» **TASK REQUIREMENTS**:
Locate the word "Error" in the material, then show every line that holds it.

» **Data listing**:
-=-=-=-=-
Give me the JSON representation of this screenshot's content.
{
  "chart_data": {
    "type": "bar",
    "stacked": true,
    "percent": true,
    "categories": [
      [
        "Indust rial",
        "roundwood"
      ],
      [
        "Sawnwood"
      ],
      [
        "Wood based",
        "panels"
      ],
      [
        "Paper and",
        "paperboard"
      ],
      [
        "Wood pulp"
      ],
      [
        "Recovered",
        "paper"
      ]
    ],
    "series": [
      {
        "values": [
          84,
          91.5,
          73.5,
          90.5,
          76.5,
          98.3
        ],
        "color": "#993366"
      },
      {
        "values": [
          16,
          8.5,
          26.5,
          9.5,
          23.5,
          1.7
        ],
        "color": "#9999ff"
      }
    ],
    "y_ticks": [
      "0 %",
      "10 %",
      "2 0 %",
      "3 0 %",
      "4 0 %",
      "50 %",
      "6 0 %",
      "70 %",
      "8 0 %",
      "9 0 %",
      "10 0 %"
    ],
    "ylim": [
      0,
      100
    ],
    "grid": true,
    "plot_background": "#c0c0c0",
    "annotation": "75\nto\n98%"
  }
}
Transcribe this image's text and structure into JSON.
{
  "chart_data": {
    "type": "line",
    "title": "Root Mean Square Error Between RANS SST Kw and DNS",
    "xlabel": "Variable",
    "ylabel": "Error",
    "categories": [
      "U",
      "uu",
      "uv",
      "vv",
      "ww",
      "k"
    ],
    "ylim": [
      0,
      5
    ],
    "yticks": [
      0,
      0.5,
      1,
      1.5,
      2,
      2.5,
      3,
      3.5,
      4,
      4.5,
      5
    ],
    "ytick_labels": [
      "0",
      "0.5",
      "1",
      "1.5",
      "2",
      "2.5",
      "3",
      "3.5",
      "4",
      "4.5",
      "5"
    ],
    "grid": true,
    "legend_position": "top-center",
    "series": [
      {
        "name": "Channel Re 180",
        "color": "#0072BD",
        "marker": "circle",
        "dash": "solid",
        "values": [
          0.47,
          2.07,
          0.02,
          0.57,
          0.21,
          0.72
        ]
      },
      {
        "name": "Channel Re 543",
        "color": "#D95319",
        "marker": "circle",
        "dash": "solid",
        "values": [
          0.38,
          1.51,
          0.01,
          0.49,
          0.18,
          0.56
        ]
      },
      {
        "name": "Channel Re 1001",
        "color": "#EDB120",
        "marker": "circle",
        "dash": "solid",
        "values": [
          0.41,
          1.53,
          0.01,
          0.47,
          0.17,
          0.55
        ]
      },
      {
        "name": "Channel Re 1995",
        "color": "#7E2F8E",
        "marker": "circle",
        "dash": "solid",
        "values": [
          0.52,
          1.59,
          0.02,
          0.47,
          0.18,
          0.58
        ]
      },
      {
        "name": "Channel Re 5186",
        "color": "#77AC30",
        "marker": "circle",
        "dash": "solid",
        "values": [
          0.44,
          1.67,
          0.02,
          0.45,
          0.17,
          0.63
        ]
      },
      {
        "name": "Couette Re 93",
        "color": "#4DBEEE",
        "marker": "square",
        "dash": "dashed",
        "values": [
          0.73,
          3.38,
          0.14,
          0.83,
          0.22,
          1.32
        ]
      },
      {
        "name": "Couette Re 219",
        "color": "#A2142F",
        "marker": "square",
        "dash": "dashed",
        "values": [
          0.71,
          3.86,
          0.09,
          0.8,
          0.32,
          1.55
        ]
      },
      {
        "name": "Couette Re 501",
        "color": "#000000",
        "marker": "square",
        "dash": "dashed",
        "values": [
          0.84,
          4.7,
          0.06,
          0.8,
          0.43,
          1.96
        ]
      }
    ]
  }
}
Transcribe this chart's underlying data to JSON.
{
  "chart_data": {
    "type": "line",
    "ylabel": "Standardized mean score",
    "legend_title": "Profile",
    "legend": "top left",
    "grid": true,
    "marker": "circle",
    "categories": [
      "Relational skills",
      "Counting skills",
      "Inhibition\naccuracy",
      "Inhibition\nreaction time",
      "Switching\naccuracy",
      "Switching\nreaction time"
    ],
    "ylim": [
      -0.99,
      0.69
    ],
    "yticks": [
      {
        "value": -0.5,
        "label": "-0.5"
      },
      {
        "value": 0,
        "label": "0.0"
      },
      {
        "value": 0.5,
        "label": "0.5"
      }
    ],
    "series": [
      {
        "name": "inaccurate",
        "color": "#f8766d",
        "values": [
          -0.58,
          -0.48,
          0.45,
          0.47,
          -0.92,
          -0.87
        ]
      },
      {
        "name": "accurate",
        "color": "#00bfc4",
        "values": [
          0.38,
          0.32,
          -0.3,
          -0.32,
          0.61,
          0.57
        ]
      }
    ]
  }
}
-=-=-=-=-
» **EXPECTED ANSWER**:
    "title": "Root Mean Square Error Between RANS SST Kw and DNS",
    "ylabel": "Error",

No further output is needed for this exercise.